Dataset excerpt
# # # #

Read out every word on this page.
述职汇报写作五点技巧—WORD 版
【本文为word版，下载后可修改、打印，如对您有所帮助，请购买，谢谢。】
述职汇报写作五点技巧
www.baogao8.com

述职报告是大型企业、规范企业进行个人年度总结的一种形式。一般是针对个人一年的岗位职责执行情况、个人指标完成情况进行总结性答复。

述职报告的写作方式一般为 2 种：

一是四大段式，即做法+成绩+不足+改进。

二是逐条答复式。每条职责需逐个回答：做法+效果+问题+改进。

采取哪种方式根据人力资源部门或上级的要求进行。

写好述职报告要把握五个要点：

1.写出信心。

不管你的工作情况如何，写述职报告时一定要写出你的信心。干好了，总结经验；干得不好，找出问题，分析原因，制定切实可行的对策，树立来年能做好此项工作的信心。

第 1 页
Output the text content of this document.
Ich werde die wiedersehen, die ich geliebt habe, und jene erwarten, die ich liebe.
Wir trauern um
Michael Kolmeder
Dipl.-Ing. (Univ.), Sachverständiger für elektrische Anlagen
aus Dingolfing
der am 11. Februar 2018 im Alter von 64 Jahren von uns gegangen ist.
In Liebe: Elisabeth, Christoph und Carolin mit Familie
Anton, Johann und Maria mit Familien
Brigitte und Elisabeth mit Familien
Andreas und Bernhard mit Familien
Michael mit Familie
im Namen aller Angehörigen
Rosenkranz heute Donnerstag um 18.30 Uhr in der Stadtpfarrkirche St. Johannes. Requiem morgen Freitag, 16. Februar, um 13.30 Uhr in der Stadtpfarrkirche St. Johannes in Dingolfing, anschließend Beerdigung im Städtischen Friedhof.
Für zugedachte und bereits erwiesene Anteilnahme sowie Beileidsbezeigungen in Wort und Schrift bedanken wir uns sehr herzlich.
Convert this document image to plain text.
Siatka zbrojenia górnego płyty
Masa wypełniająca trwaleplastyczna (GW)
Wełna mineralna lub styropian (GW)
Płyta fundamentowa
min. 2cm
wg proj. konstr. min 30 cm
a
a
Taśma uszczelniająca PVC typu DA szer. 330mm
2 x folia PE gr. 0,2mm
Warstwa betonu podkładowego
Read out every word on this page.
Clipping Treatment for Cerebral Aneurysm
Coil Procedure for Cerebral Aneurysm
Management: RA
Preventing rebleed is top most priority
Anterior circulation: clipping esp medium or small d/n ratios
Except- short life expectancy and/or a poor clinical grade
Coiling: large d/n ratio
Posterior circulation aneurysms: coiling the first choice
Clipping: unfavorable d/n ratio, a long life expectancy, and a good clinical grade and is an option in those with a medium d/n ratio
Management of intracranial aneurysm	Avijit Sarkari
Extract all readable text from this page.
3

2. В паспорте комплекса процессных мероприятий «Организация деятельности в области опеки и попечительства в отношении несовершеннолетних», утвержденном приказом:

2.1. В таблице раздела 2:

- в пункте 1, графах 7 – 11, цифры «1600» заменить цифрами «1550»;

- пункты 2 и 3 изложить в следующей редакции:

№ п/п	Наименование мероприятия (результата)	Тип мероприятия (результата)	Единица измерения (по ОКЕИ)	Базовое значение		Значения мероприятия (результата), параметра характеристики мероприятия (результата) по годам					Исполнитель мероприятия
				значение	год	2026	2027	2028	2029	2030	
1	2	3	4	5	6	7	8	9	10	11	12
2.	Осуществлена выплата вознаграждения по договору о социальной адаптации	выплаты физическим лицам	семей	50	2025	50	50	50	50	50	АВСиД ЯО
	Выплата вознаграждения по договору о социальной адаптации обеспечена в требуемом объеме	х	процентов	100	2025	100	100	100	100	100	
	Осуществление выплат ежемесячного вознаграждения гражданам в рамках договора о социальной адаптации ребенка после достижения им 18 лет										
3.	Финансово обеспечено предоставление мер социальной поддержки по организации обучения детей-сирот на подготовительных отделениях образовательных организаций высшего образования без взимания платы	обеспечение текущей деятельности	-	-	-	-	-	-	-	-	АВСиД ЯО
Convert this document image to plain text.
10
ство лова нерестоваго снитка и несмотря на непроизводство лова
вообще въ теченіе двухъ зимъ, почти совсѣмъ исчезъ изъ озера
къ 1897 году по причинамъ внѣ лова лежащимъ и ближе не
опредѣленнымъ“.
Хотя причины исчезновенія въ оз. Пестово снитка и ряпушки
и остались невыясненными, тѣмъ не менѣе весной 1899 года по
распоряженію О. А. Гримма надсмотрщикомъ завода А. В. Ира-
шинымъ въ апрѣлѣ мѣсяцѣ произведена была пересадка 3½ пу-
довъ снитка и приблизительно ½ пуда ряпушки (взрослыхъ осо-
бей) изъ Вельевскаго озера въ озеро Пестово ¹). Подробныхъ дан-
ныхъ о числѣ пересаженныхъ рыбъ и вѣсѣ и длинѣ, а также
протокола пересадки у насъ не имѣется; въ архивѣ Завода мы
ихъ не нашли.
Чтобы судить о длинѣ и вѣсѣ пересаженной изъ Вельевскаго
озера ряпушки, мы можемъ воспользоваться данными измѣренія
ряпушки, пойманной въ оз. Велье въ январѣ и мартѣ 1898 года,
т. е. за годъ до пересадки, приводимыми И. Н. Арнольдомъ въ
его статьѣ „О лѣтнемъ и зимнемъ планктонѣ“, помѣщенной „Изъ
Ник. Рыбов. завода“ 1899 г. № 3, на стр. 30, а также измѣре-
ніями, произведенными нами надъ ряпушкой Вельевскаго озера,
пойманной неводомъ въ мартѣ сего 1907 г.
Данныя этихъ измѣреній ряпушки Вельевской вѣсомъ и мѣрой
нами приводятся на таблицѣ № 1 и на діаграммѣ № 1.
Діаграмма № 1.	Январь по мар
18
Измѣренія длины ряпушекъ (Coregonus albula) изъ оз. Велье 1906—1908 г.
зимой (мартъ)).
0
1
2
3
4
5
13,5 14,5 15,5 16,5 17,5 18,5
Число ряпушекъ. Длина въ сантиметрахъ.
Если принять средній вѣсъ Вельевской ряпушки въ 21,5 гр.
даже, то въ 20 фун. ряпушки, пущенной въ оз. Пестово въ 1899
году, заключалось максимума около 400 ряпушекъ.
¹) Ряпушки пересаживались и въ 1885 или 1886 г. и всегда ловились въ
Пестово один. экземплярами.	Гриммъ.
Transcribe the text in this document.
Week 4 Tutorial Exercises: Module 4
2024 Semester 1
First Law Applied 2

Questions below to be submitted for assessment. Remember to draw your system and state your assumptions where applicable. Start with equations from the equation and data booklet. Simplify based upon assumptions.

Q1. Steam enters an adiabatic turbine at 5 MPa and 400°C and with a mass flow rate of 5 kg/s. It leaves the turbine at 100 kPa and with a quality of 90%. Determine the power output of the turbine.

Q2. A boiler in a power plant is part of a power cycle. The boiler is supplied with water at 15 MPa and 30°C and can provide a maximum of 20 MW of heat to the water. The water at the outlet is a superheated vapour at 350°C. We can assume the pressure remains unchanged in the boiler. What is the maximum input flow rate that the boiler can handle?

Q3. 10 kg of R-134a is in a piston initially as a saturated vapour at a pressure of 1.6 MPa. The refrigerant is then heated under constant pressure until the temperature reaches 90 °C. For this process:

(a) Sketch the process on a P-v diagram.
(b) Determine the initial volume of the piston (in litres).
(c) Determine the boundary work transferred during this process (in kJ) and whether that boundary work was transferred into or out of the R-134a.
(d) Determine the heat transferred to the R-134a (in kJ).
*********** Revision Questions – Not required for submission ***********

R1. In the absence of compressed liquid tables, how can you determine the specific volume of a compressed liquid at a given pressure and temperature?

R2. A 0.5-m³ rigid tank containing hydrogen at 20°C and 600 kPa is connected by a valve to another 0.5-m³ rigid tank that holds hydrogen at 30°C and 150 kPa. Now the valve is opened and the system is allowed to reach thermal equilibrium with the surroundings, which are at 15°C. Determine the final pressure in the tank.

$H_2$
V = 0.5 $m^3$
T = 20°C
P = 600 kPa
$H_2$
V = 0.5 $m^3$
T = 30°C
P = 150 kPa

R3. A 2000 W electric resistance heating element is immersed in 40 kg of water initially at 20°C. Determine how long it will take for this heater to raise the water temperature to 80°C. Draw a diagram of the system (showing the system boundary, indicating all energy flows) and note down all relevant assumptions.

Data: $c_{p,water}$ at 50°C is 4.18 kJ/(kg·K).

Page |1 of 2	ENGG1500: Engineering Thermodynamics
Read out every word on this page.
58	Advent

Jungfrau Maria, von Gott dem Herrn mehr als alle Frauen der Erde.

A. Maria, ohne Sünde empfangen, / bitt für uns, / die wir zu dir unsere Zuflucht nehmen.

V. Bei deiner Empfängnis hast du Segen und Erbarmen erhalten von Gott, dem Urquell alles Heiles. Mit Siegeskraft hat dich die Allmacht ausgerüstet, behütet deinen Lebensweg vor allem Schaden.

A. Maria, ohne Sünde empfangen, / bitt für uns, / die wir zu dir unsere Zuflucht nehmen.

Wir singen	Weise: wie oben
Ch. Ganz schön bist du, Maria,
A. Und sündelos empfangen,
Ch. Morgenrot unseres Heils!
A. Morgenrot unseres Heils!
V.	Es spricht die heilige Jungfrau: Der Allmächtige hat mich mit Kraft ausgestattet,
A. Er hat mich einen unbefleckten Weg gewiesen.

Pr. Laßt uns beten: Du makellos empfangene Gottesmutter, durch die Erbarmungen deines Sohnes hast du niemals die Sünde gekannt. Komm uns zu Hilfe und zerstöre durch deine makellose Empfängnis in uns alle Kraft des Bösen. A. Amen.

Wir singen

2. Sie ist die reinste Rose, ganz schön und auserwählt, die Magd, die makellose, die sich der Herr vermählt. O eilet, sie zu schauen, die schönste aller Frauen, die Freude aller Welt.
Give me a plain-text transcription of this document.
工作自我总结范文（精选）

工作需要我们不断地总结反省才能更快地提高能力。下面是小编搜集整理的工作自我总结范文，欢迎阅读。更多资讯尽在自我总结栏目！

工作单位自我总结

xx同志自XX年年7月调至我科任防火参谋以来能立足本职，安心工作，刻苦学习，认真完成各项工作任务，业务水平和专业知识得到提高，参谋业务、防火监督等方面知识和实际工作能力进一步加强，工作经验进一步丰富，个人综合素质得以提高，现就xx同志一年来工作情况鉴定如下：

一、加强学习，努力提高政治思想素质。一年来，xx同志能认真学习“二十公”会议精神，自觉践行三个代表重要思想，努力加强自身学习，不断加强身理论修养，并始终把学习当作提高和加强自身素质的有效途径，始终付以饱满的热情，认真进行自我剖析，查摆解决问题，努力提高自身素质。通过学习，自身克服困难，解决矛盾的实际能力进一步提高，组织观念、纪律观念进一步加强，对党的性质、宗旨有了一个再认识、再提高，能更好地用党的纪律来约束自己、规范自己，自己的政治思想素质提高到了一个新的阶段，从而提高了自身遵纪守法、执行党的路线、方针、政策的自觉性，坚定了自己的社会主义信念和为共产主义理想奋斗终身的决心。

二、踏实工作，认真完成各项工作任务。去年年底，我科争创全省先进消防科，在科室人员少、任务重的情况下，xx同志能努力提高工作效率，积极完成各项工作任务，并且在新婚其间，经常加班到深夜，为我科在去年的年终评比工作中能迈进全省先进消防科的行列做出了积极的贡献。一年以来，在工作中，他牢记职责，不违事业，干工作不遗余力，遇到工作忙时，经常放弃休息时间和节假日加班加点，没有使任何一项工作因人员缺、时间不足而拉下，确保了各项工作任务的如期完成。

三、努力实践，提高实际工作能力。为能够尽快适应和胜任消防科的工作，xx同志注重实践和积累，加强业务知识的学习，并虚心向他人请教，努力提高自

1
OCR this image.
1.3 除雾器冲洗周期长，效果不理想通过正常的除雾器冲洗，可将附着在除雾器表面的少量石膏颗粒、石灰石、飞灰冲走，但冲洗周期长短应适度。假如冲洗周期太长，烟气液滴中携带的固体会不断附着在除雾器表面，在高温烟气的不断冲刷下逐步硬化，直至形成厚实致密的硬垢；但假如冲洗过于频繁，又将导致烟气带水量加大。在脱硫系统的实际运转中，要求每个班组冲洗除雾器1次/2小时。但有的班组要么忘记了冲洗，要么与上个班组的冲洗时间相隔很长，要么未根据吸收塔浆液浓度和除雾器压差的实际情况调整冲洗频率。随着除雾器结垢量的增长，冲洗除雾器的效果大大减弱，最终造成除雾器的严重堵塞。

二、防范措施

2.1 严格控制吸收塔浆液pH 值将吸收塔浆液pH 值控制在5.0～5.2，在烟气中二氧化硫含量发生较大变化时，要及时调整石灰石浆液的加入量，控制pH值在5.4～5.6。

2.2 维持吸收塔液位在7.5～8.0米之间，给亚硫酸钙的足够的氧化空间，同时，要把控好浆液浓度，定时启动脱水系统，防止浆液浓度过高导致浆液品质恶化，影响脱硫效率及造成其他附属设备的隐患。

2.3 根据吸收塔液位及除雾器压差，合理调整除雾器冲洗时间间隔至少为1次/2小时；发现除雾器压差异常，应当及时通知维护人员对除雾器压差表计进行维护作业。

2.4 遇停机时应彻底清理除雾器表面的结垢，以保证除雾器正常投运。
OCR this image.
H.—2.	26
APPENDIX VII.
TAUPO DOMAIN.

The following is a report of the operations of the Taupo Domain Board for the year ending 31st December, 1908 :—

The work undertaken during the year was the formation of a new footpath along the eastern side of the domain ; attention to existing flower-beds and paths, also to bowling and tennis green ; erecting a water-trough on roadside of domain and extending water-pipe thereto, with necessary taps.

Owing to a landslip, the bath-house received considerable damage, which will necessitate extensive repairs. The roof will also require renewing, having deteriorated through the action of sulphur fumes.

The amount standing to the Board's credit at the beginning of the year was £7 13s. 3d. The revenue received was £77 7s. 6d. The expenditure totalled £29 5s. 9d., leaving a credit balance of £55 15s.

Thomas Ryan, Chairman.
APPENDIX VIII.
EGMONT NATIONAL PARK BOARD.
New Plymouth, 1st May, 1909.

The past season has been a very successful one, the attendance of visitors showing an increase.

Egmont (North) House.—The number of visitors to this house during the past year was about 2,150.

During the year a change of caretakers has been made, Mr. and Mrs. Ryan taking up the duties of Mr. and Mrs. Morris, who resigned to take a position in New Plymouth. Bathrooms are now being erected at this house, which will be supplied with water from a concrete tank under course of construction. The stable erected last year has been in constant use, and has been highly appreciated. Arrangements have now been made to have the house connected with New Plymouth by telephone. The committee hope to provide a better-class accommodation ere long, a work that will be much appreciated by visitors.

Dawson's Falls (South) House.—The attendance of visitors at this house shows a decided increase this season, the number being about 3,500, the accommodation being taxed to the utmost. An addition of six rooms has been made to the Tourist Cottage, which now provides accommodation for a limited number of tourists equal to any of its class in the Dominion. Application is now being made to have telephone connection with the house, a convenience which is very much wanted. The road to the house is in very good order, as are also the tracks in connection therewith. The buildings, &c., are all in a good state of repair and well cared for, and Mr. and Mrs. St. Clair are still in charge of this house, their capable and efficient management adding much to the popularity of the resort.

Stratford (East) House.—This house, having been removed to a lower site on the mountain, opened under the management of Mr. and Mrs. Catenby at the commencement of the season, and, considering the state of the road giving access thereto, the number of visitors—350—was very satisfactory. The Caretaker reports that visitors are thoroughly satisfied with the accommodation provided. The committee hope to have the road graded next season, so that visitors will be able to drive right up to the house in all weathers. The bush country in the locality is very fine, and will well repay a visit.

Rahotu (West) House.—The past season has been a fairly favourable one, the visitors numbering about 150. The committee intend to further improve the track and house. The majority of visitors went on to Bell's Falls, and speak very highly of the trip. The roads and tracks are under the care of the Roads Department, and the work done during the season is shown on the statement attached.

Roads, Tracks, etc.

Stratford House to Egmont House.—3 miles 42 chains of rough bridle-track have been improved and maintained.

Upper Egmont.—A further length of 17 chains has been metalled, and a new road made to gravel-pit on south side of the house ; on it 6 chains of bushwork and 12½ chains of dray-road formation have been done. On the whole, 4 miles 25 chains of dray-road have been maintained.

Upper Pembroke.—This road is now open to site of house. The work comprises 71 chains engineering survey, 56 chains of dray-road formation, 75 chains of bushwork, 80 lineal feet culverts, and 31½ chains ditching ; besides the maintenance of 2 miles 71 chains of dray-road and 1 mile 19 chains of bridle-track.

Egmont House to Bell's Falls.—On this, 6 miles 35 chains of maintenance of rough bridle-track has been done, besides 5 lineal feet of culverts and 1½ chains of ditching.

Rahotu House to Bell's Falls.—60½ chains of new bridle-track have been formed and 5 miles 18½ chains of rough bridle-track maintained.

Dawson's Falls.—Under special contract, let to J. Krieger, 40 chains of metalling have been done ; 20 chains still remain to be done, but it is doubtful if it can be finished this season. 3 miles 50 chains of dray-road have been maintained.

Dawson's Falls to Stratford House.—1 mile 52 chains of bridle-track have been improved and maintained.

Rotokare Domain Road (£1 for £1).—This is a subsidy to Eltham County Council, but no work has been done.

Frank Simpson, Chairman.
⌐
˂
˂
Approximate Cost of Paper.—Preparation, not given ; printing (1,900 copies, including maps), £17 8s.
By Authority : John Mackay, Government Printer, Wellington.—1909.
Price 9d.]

# # # #

◆ Task prompt:
Write out each line of the data that holds the string "much".

◆ Solution below:
During the year a change of caretakers has been made, Mr. and Mrs. Ryan taking up the duties of Mr. and Mrs. Morris, who resigned to take a position in New Plymouth. Bathrooms are now being erected at this house, which will be supplied with water from a concrete tank under course of construction. The stable erected last year has been in constant use, and has been highly appreciated. Arrangements have now been made to have the house connected with New Plymouth by telephone. The committee hope to provide a better-class accommodation ere long, a work that will be much appreciated by visitors.
Dawson's Falls (South) House.—The attendance of visitors at this house shows a decided increase this season, the number being about 3,500, the accommodation being taxed to the utmost. An addition of six rooms has been made to the Tourist Cottage, which now provides accommodation for a limited number of tourists equal to any of its class in the Dominion. Application is now being made to have telephone connection with the house, a convenience which is very much wanted. The road to the house is in very good order, as are also the tracks in connection therewith. The buildings, &c., are all in a good state of repair and well cared for, and Mr. and Mrs. St. Clair are still in charge of this house, their capable and efficient management adding much to the popularity of the resort.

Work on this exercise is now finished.